--- Selected text Enclosed Below ---
New York’s first coronavirus case was confirmed on Sunday by Gov. Andrew Cuomo and state health officials are urging people to be cautious – but not to panic.
The New York City woman who contracted the virus while travelling in Iran – the central location of the virus’ outbreak in the Middle East – is currently isolated in her Manhattan home.
The woman, who is a health care worker, went to a hospital last week after returning from Iran and has remained at home since then. She also took special precautions and has not used any public transit system since returning to the city. “The patient has respiratory symptoms, but is not in serious condition and has been in a controlled situation since arriving to New York,” Cuomo said in a statement sent to The New York Times.
New York City Health Commissioner Oxiris Barbot told the Times that close contacts of the patient, who were exposed to the virus, have also been identified. “Our disease detectives have already identified close contacts of the patient, who may have been exposed, and will take appropriate measures to prevent the spread of COVID-19,” she said. “Despite this development, New Yorkers remain at low risk for contracting COVID-19.”
--- End of Enclosed Selected text ---
--- Information Enclosed Below ---
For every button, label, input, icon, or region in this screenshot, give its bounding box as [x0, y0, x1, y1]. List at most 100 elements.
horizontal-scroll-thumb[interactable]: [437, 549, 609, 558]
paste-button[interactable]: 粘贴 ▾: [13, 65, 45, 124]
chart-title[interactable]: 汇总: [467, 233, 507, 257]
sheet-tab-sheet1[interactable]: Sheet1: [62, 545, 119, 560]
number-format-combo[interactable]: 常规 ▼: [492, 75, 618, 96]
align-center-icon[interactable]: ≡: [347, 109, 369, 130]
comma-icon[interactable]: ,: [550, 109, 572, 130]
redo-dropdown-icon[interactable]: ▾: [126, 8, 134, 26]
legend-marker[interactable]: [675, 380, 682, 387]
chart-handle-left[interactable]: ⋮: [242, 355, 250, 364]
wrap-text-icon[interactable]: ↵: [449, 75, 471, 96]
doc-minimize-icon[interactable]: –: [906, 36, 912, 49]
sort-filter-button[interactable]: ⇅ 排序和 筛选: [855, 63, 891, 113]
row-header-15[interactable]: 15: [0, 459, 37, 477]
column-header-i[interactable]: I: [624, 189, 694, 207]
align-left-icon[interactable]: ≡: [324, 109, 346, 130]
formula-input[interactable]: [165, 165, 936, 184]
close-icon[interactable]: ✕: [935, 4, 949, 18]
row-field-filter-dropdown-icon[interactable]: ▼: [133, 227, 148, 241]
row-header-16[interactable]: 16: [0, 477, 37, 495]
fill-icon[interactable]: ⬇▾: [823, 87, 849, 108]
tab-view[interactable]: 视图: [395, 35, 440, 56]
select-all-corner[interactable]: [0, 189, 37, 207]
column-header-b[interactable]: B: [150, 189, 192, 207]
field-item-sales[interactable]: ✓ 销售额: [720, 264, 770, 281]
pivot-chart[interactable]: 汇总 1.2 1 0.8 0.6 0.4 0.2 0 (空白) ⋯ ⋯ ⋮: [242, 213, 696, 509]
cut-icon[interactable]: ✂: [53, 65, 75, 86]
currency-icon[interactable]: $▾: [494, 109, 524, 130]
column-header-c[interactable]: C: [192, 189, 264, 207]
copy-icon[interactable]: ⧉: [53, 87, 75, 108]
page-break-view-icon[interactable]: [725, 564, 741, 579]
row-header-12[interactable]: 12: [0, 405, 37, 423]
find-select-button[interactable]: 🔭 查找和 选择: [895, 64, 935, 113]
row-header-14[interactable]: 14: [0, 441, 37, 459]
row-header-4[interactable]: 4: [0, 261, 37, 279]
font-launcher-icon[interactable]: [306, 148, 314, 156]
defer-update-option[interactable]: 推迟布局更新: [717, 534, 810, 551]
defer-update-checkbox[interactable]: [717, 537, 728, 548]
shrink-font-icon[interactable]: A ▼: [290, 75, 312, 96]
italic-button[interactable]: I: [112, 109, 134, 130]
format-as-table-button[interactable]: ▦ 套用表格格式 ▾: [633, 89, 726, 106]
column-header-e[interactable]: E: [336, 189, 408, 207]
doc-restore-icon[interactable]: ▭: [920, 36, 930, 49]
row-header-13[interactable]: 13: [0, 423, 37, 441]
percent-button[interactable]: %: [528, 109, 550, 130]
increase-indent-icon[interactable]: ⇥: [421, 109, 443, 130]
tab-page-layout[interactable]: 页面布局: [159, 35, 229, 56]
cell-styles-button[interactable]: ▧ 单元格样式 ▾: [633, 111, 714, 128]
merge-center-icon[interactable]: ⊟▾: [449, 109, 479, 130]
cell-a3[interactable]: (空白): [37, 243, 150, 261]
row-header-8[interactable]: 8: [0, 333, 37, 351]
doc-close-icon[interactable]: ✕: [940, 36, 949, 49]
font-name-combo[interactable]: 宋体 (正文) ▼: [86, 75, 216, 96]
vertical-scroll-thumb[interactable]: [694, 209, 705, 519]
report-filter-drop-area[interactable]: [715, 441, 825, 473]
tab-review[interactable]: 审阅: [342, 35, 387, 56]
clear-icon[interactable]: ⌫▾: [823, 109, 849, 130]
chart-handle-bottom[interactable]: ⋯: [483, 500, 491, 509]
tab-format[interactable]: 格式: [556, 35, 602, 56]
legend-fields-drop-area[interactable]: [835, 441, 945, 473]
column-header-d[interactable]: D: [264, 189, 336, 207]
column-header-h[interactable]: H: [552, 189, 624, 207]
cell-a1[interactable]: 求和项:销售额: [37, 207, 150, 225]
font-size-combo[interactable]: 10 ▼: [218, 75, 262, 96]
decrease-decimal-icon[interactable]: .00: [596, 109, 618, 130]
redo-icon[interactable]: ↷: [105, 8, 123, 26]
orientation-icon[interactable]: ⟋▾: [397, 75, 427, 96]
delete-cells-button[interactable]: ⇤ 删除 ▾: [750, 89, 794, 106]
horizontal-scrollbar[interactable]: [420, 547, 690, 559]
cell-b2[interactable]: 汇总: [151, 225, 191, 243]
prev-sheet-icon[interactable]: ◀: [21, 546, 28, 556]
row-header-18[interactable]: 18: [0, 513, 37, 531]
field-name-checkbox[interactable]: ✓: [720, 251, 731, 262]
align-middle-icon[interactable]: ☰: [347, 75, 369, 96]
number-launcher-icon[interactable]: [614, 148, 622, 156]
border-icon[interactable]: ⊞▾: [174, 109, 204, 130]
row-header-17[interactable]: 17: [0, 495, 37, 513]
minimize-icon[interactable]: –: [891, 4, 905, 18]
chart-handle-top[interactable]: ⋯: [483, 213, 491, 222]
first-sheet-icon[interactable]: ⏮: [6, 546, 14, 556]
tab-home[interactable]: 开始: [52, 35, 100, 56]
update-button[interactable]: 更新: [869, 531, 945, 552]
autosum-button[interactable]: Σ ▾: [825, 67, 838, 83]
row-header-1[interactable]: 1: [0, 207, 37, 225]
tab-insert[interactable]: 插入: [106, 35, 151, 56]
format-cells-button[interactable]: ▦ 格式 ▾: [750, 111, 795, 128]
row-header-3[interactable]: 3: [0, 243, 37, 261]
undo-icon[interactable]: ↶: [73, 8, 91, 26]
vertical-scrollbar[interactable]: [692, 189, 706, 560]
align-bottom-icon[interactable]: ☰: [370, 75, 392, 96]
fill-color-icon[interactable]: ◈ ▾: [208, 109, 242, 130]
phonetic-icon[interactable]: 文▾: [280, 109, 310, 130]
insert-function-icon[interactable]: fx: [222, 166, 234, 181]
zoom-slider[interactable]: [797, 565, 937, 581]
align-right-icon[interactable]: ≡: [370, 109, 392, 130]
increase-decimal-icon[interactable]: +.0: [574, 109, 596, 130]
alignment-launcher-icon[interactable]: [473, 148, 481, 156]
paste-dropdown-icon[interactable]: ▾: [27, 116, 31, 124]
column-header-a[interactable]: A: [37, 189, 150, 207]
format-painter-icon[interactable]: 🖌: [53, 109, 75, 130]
--- End of Enclosed Information ---
**Study questions**
• 1. Answer these questions from the article on New York's first coronavirus case:
(a) In which country was the woman traveling when she contracted the virus?
(b) What is the woman's occupation?
(c) Who is the New York City Health Commissioner?
• 2. Translate this sentence from the article on New York's first coronavirus case into Spanish: "She also took special precautions and has not used any public transit system since returning to the city."

**Task solutions**
• 1.
(a) Iran
(b) She is a health care worker.
(c) Oxiris Barbot

• 2. También tomó precauciones especiales y no ha utilizado ningún sistema de transporte público desde que regresó a la ciudad.